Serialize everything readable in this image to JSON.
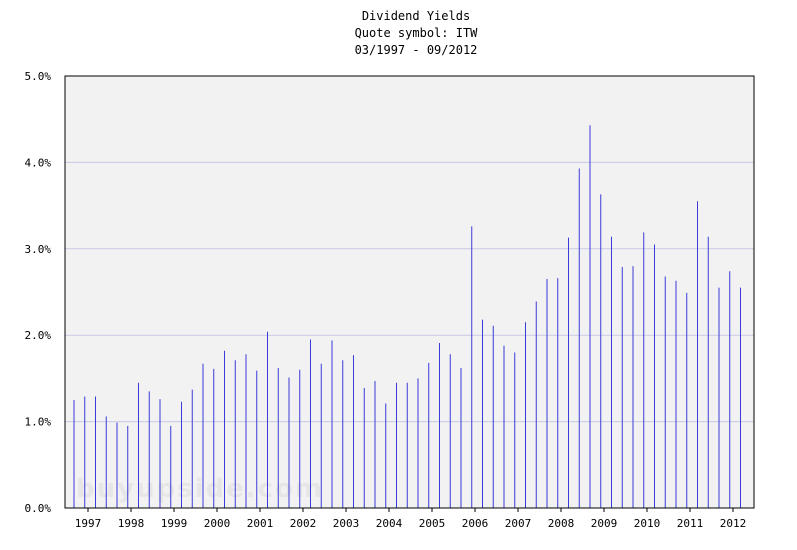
{
  "chart_data": {
    "type": "bar",
    "title": "Dividend Yields",
    "subtitle": "Quote symbol: ITW",
    "date_range": "03/1997 - 09/2012",
    "xlabel": "",
    "ylabel": "",
    "ylim": [
      0,
      5
    ],
    "y_ticks": [
      "0.0%",
      "1.0%",
      "2.0%",
      "3.0%",
      "4.0%",
      "5.0%"
    ],
    "x_tick_labels": [
      "1997",
      "1998",
      "1999",
      "2000",
      "2001",
      "2002",
      "2003",
      "2004",
      "2005",
      "2006",
      "2007",
      "2008",
      "2009",
      "2010",
      "2011",
      "2012"
    ],
    "grid": true,
    "legend": "none",
    "watermark": "buyupside.com",
    "colors": {
      "bar": "#3b3bd8",
      "plot_bg": "#f2f2f2",
      "grid": "#c8c8e8"
    },
    "series": [
      {
        "values": [
          1.25,
          1.29,
          1.29,
          1.06,
          0.99,
          0.95,
          1.45,
          1.35,
          1.26,
          0.95,
          1.23,
          1.37,
          1.67,
          1.61,
          1.82,
          1.71,
          1.78,
          1.59,
          2.04,
          1.62,
          1.51,
          1.6,
          1.95,
          1.67,
          1.94,
          1.71,
          1.77,
          1.39,
          1.47,
          1.21,
          1.45,
          1.45,
          1.5,
          1.68,
          1.91,
          1.78,
          1.62,
          3.26,
          2.18,
          2.11,
          1.88,
          1.8,
          2.15,
          2.39,
          2.65,
          2.66,
          3.13,
          3.93,
          4.43,
          3.63,
          3.14,
          2.79,
          2.8,
          3.19,
          3.05,
          2.68,
          2.63,
          2.49,
          3.55,
          3.14,
          2.55,
          2.74,
          2.55
        ]
      }
    ]
  }
}
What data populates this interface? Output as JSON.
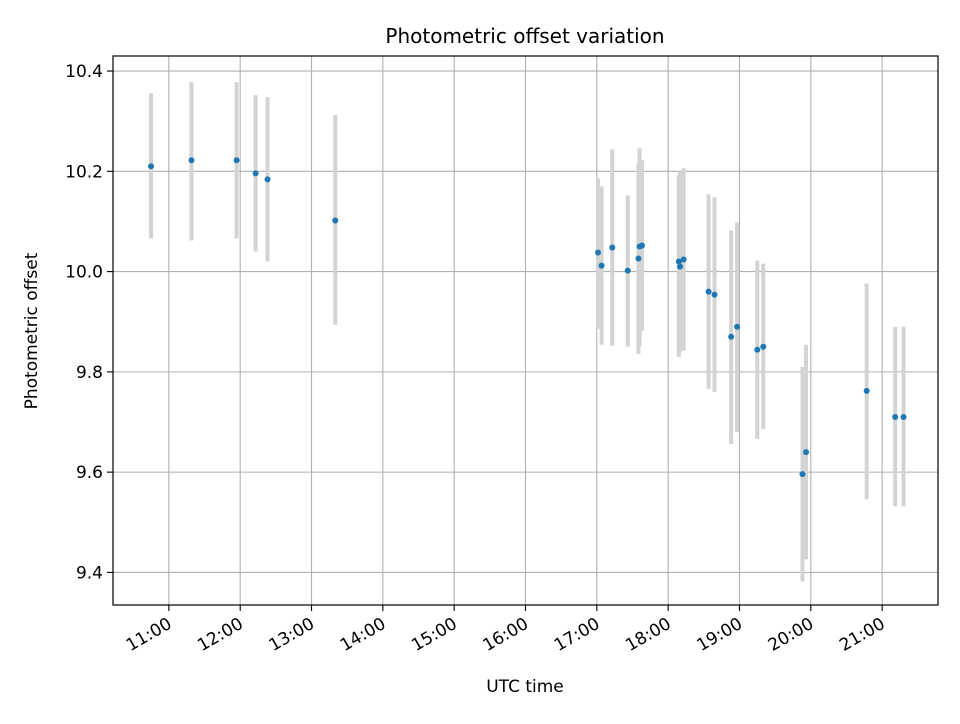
{
  "chart_data": {
    "type": "scatter",
    "title": "Photometric offset variation",
    "xlabel": "UTC time",
    "ylabel": "Photometric offset",
    "x_ticks": [
      "11:00",
      "12:00",
      "13:00",
      "14:00",
      "15:00",
      "16:00",
      "17:00",
      "18:00",
      "19:00",
      "20:00",
      "21:00"
    ],
    "y_ticks": [
      "9.4",
      "9.6",
      "9.8",
      "10.0",
      "10.2",
      "10.4"
    ],
    "xlim": [
      "10:13",
      "21:47"
    ],
    "ylim": [
      9.335,
      10.43
    ],
    "grid": true,
    "colors": {
      "marker": "#1f77b4",
      "errorbar": "#d3d3d3",
      "grid": "#b0b0b0"
    },
    "points": [
      {
        "x": "10:45",
        "y": 10.21,
        "yerr_low": 10.066,
        "yerr_high": 10.356
      },
      {
        "x": "11:19",
        "y": 10.222,
        "yerr_low": 10.062,
        "yerr_high": 10.378
      },
      {
        "x": "11:57",
        "y": 10.222,
        "yerr_low": 10.066,
        "yerr_high": 10.378
      },
      {
        "x": "12:13",
        "y": 10.196,
        "yerr_low": 10.04,
        "yerr_high": 10.352
      },
      {
        "x": "12:23",
        "y": 10.184,
        "yerr_low": 10.02,
        "yerr_high": 10.348
      },
      {
        "x": "13:20",
        "y": 10.102,
        "yerr_low": 9.894,
        "yerr_high": 10.312
      },
      {
        "x": "17:01",
        "y": 10.038,
        "yerr_low": 9.886,
        "yerr_high": 10.186
      },
      {
        "x": "17:04",
        "y": 10.012,
        "yerr_low": 9.854,
        "yerr_high": 10.17
      },
      {
        "x": "17:13",
        "y": 10.048,
        "yerr_low": 9.852,
        "yerr_high": 10.244
      },
      {
        "x": "17:26",
        "y": 10.002,
        "yerr_low": 9.85,
        "yerr_high": 10.152
      },
      {
        "x": "17:35",
        "y": 10.026,
        "yerr_low": 9.836,
        "yerr_high": 10.216
      },
      {
        "x": "17:36",
        "y": 10.05,
        "yerr_low": 9.852,
        "yerr_high": 10.246
      },
      {
        "x": "17:38",
        "y": 10.052,
        "yerr_low": 9.882,
        "yerr_high": 10.222
      },
      {
        "x": "18:09",
        "y": 10.02,
        "yerr_low": 9.83,
        "yerr_high": 10.192
      },
      {
        "x": "18:10",
        "y": 10.01,
        "yerr_low": 9.84,
        "yerr_high": 10.2
      },
      {
        "x": "18:13",
        "y": 10.024,
        "yerr_low": 9.842,
        "yerr_high": 10.206
      },
      {
        "x": "18:34",
        "y": 9.96,
        "yerr_low": 9.766,
        "yerr_high": 10.154
      },
      {
        "x": "18:39",
        "y": 9.954,
        "yerr_low": 9.76,
        "yerr_high": 10.148
      },
      {
        "x": "18:53",
        "y": 9.87,
        "yerr_low": 9.656,
        "yerr_high": 10.082
      },
      {
        "x": "18:58",
        "y": 9.89,
        "yerr_low": 9.68,
        "yerr_high": 10.098
      },
      {
        "x": "19:15",
        "y": 9.844,
        "yerr_low": 9.666,
        "yerr_high": 10.022
      },
      {
        "x": "19:20",
        "y": 9.85,
        "yerr_low": 9.686,
        "yerr_high": 10.016
      },
      {
        "x": "19:53",
        "y": 9.596,
        "yerr_low": 9.382,
        "yerr_high": 9.81
      },
      {
        "x": "19:56",
        "y": 9.64,
        "yerr_low": 9.426,
        "yerr_high": 9.854
      },
      {
        "x": "20:47",
        "y": 9.762,
        "yerr_low": 9.546,
        "yerr_high": 9.976
      },
      {
        "x": "21:11",
        "y": 9.71,
        "yerr_low": 9.532,
        "yerr_high": 9.89
      },
      {
        "x": "21:18",
        "y": 9.71,
        "yerr_low": 9.532,
        "yerr_high": 9.89
      }
    ]
  }
}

----

- **AIM**
Please list every line of the records that contains "this".

- **OUTPUT**
Serialize everything readable in this image to JSON.
What data populates this interface? Output as JSON.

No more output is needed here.